# Your task
Return every entry exactly as written.

++++++++++

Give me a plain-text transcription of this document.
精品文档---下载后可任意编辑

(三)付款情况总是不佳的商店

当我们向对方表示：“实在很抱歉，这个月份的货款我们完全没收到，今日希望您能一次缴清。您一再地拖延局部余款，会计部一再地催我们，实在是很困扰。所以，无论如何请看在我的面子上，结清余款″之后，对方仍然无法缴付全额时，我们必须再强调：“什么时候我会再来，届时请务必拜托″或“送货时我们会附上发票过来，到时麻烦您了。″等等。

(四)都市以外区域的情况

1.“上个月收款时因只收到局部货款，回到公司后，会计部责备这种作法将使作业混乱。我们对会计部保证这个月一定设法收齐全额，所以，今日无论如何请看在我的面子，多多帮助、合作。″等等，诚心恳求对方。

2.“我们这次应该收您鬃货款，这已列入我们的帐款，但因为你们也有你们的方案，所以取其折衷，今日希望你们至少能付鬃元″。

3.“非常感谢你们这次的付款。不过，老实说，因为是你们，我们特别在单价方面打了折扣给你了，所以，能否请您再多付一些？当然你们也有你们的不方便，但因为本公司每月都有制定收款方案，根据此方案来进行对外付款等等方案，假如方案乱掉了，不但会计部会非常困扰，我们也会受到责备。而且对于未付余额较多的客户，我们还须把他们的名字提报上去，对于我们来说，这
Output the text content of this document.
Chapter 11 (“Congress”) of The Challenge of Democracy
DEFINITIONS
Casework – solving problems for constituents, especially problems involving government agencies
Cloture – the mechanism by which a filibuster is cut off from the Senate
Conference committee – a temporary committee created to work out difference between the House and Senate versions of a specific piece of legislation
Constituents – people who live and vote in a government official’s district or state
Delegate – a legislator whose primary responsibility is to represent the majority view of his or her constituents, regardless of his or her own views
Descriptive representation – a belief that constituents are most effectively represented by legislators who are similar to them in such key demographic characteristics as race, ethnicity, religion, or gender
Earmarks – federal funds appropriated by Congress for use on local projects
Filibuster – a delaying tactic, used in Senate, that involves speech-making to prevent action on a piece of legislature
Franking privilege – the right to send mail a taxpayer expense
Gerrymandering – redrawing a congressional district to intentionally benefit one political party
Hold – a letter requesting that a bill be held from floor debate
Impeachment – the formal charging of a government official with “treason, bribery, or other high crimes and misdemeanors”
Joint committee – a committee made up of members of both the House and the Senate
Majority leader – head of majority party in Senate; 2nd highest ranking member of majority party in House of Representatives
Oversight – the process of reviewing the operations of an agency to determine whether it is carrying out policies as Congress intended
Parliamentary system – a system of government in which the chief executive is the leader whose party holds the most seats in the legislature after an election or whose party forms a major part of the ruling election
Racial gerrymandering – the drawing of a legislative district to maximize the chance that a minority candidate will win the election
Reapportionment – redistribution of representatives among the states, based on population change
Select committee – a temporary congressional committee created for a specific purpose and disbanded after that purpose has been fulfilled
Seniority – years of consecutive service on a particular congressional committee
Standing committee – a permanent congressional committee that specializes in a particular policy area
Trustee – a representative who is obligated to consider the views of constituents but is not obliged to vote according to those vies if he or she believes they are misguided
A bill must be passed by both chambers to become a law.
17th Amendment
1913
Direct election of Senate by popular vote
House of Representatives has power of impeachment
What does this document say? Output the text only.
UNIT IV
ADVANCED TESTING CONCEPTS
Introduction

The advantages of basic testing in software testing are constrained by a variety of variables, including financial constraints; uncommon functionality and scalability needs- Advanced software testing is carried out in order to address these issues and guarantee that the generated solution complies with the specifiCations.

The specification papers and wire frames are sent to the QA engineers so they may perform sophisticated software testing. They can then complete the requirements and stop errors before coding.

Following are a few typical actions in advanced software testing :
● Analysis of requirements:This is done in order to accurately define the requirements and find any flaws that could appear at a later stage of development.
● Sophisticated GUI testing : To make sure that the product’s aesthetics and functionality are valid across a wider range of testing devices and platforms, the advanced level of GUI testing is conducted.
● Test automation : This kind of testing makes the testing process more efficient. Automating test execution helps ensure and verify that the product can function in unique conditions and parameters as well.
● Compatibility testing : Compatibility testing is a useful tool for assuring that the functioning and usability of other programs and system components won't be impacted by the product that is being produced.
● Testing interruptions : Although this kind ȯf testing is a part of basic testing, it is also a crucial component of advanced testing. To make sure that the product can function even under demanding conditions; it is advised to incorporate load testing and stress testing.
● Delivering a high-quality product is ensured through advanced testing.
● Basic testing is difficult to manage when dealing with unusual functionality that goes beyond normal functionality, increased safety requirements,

++++++++++

# Written response
Give me a plain-text transcription of this document.
精品文档---下载后可任意编辑

(三)付款情况总是不佳的商店

当我们向对方表示：“实在很抱歉，这个月份的货款我们完全没收到，今日希望您能一次缴清。您一再地拖延局部余款，会计部一再地催我们，实在是很困扰。所以，无论如何请看在我的面子上，结清余款″之后，对方仍然无法缴付全额时，我们必须再强调：“什么时候我会再来，届时请务必拜托″或“送货时我们会附上发票过来，到时麻烦您了。″等等。

(四)都市以外区域的情况

1.“上个月收款时因只收到局部货款，回到公司后，会计部责备这种作法将使作业混乱。我们对会计部保证这个月一定设法收齐全额，所以，今日无论如何请看在我的面子，多多帮助、合作。″等等，诚心恳求对方。

2.“我们这次应该收您鬃货款，这已列入我们的帐款，但因为你们也有你们的方案，所以取其折衷，今日希望你们至少能付鬃元″。

3.“非常感谢你们这次的付款。不过，老实说，因为是你们，我们特别在单价方面打了折扣给你了，所以，能否请您再多付一些？当然你们也有你们的不方便，但因为本公司每月都有制定收款方案，根据此方案来进行对外付款等等方案，假如方案乱掉了，不但会计部会非常困扰，我们也会受到责备。而且对于未付余额较多的客户，我们还须把他们的名字提报上去，对于我们来说，这
Output the text content of this document.
Chapter 11 (“Congress”) of The Challenge of Democracy
DEFINITIONS
Casework – solving problems for constituents, especially problems involving government agencies
Cloture – the mechanism by which a filibuster is cut off from the Senate
Conference committee – a temporary committee created to work out difference between the House and Senate versions of a specific piece of legislation
Constituents – people who live and vote in a government official’s district or state
Delegate – a legislator whose primary responsibility is to represent the majority view of his or her constituents, regardless of his or her own views
Descriptive representation – a belief that constituents are most effectively represented by legislators who are similar to them in such key demographic characteristics as race, ethnicity, religion, or gender
Earmarks – federal funds appropriated by Congress for use on local projects
Filibuster – a delaying tactic, used in Senate, that involves speech-making to prevent action on a piece of legislature
Franking privilege – the right to send mail a taxpayer expense
Gerrymandering – redrawing a congressional district to intentionally benefit one political party
Hold – a letter requesting that a bill be held from floor debate
Impeachment – the formal charging of a government official with “treason, bribery, or other high crimes and misdemeanors”
Joint committee – a committee made up of members of both the House and the Senate
Majority leader – head of majority party in Senate; 2nd highest ranking member of majority party in House of Representatives
Oversight – the process of reviewing the operations of an agency to determine whether it is carrying out policies as Congress intended
Parliamentary system – a system of government in which the chief executive is the leader whose party holds the most seats in the legislature after an election or whose party forms a major part of the ruling election
Racial gerrymandering – the drawing of a legislative district to maximize the chance that a minority candidate will win the election
Reapportionment – redistribution of representatives among the states, based on population change
Select committee – a temporary congressional committee created for a specific purpose and disbanded after that purpose has been fulfilled
Seniority – years of consecutive service on a particular congressional committee
Standing committee – a permanent congressional committee that specializes in a particular policy area
Trustee – a representative who is obligated to consider the views of constituents but is not obliged to vote according to those vies if he or she believes they are misguided
A bill must be passed by both chambers to become a law.
17th Amendment
1913
Direct election of Senate by popular vote
House of Representatives has power of impeachment
What does this document say? Output the text only.
UNIT IV
ADVANCED TESTING CONCEPTS
Introduction

The advantages of basic testing in software testing are constrained by a variety of variables, including financial constraints; uncommon functionality and scalability needs- Advanced software testing is carried out in order to address these issues and guarantee that the generated solution complies with the specifiCations.

The specification papers and wire frames are sent to the QA engineers so they may perform sophisticated software testing. They can then complete the requirements and stop errors before coding.

Following are a few typical actions in advanced software testing :
● Analysis of requirements:This is done in order to accurately define the requirements and find any flaws that could appear at a later stage of development.
● Sophisticated GUI testing : To make sure that the product’s aesthetics and functionality are valid across a wider range of testing devices and platforms, the advanced level of GUI testing is conducted.
● Test automation : This kind of testing makes the testing process more efficient. Automating test execution helps ensure and verify that the product can function in unique conditions and parameters as well.
● Compatibility testing : Compatibility testing is a useful tool for assuring that the functioning and usability of other programs and system components won't be impacted by the product that is being produced.
● Testing interruptions : Although this kind ȯf testing is a part of basic testing, it is also a crucial component of advanced testing. To make sure that the product can function even under demanding conditions; it is advised to incorporate load testing and stress testing.
● Delivering a high-quality product is ensured through advanced testing.
● Basic testing is difficult to manage when dealing with unusual functionality that goes beyond normal functionality, increased safety requirements,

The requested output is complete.